[Extracted records]
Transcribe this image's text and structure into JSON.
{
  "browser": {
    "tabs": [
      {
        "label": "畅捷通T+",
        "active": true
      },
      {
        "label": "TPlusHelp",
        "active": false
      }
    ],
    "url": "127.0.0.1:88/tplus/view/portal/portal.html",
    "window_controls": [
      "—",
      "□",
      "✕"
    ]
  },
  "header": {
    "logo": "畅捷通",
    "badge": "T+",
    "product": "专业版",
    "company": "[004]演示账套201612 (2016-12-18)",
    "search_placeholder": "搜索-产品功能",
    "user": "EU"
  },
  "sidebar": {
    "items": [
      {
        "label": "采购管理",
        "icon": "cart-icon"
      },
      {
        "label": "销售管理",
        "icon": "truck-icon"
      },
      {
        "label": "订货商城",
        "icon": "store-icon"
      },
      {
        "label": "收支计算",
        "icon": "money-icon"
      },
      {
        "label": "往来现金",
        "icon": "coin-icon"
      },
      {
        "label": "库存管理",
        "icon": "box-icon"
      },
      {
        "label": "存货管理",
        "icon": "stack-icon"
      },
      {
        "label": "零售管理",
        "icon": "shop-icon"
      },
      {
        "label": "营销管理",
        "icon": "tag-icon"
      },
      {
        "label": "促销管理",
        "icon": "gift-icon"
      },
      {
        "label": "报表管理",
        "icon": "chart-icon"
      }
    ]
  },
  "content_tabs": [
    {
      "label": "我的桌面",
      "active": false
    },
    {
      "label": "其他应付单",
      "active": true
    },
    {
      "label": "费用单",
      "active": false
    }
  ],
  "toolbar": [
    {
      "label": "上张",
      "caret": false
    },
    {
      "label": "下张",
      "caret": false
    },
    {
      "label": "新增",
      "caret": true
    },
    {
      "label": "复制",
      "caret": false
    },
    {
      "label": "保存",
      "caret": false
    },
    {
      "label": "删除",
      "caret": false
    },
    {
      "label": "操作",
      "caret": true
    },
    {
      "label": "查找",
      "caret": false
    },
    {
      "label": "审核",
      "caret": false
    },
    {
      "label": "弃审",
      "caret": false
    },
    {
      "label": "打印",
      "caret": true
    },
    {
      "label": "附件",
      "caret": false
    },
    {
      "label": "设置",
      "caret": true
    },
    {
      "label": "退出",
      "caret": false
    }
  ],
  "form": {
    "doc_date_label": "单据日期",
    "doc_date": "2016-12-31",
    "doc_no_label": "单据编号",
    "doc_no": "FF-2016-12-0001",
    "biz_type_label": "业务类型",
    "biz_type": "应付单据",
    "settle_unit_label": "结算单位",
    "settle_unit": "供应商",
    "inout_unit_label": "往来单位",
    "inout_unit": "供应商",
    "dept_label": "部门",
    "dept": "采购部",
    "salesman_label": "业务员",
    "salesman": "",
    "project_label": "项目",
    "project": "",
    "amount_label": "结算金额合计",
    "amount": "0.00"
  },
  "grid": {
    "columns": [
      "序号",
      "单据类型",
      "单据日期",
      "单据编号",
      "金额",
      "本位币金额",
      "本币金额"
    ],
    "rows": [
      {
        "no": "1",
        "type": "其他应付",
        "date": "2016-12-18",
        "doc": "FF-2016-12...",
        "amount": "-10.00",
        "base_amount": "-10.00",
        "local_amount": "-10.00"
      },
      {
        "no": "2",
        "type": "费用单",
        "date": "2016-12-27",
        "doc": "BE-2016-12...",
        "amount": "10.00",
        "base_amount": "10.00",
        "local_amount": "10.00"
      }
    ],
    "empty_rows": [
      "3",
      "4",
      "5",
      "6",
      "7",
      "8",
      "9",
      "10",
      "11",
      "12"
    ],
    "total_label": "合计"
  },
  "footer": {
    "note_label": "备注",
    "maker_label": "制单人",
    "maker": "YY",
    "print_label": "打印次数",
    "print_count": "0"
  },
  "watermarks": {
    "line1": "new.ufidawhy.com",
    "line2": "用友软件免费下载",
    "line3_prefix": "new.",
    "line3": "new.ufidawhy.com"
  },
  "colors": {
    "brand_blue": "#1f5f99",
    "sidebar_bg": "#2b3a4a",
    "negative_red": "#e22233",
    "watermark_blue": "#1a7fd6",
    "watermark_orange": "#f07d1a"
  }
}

### EXERCISE DETAILS:
What is needed here is an exact reproduction of all the entries.

### SOLUTION FOR THIS PROBLEM:
Transcribe this image's text and structure into JSON.
{
  "browser": {
    "tabs": [
      {
        "label": "畅捷通T+",
        "active": true
      },
      {
        "label": "TPlusHelp",
        "active": false
      }
    ],
    "url": "127.0.0.1:88/tplus/view/portal/portal.html",
    "window_controls": [
      "—",
      "□",
      "✕"
    ]
  },
  "header": {
    "logo": "畅捷通",
    "badge": "T+",
    "product": "专业版",
    "company": "[004]演示账套201612 (2016-12-18)",
    "search_placeholder": "搜索-产品功能",
    "user": "EU"
  },
  "sidebar": {
    "items": [
      {
        "label": "采购管理",
        "icon": "cart-icon"
      },
      {
        "label": "销售管理",
        "icon": "truck-icon"
      },
      {
        "label": "订货商城",
        "icon": "store-icon"
      },
      {
        "label": "收支计算",
        "icon": "money-icon"
      },
      {
        "label": "往来现金",
        "icon": "coin-icon"
      },
      {
        "label": "库存管理",
        "icon": "box-icon"
      },
      {
        "label": "存货管理",
        "icon": "stack-icon"
      },
      {
        "label": "零售管理",
        "icon": "shop-icon"
      },
      {
        "label": "营销管理",
        "icon": "tag-icon"
      },
      {
        "label": "促销管理",
        "icon": "gift-icon"
      },
      {
        "label": "报表管理",
        "icon": "chart-icon"
      }
    ]
  },
  "content_tabs": [
    {
      "label": "我的桌面",
      "active": false
    },
    {
      "label": "其他应付单",
      "active": true
    },
    {
      "label": "费用单",
      "active": false
    }
  ],
  "toolbar": [
    {
      "label": "上张",
      "caret": false
    },
    {
      "label": "下张",
      "caret": false
    },
    {
      "label": "新增",
      "caret": true
    },
    {
      "label": "复制",
      "caret": false
    },
    {
      "label": "保存",
      "caret": false
    },
    {
      "label": "删除",
      "caret": false
    },
    {
      "label": "操作",
      "caret": true
    },
    {
      "label": "查找",
      "caret": false
    },
    {
      "label": "审核",
      "caret": false
    },
    {
      "label": "弃审",
      "caret": false
    },
    {
      "label": "打印",
      "caret": true
    },
    {
      "label": "附件",
      "caret": false
    },
    {
      "label": "设置",
      "caret": true
    },
    {
      "label": "退出",
      "caret": false
    }
  ],
  "form": {
    "doc_date_label": "单据日期",
    "doc_date": "2016-12-31",
    "doc_no_label": "单据编号",
    "doc_no": "FF-2016-12-0001",
    "biz_type_label": "业务类型",
    "biz_type": "应付单据",
    "settle_unit_label": "结算单位",
    "settle_unit": "供应商",
    "inout_unit_label": "往来单位",
    "inout_unit": "供应商",
    "dept_label": "部门",
    "dept": "采购部",
    "salesman_label": "业务员",
    "salesman": "",
    "project_label": "项目",
    "project": "",
    "amount_label": "结算金额合计",
    "amount": "0.00"
  },
  "grid": {
    "columns": [
      "序号",
      "单据类型",
      "单据日期",
      "单据编号",
      "金额",
      "本位币金额",
      "本币金额"
    ],
    "rows": [
      {
        "no": "1",
        "type": "其他应付",
        "date": "2016-12-18",
        "doc": "FF-2016-12...",
        "amount": "-10.00",
        "base_amount": "-10.00",
        "local_amount": "-10.00"
      },
      {
        "no": "2",
        "type": "费用单",
        "date": "2016-12-27",
        "doc": "BE-2016-12...",
        "amount": "10.00",
        "base_amount": "10.00",
        "local_amount": "10.00"
      }
    ],
    "empty_rows": [
      "3",
      "4",
      "5",
      "6",
      "7",
      "8",
      "9",
      "10",
      "11",
      "12"
    ],
    "total_label": "合计"
  },
  "footer": {
    "note_label": "备注",
    "maker_label": "制单人",
    "maker": "YY",
    "print_label": "打印次数",
    "print_count": "0"
  },
  "watermarks": {
    "line1": "new.ufidawhy.com",
    "line2": "用友软件免费下载",
    "line3_prefix": "new.",
    "line3": "new.ufidawhy.com"
  },
  "colors": {
    "brand_blue": "#1f5f99",
    "sidebar_bg": "#2b3a4a",
    "negative_red": "#e22233",
    "watermark_blue": "#1a7fd6",
    "watermark_orange": "#f07d1a"
  }
}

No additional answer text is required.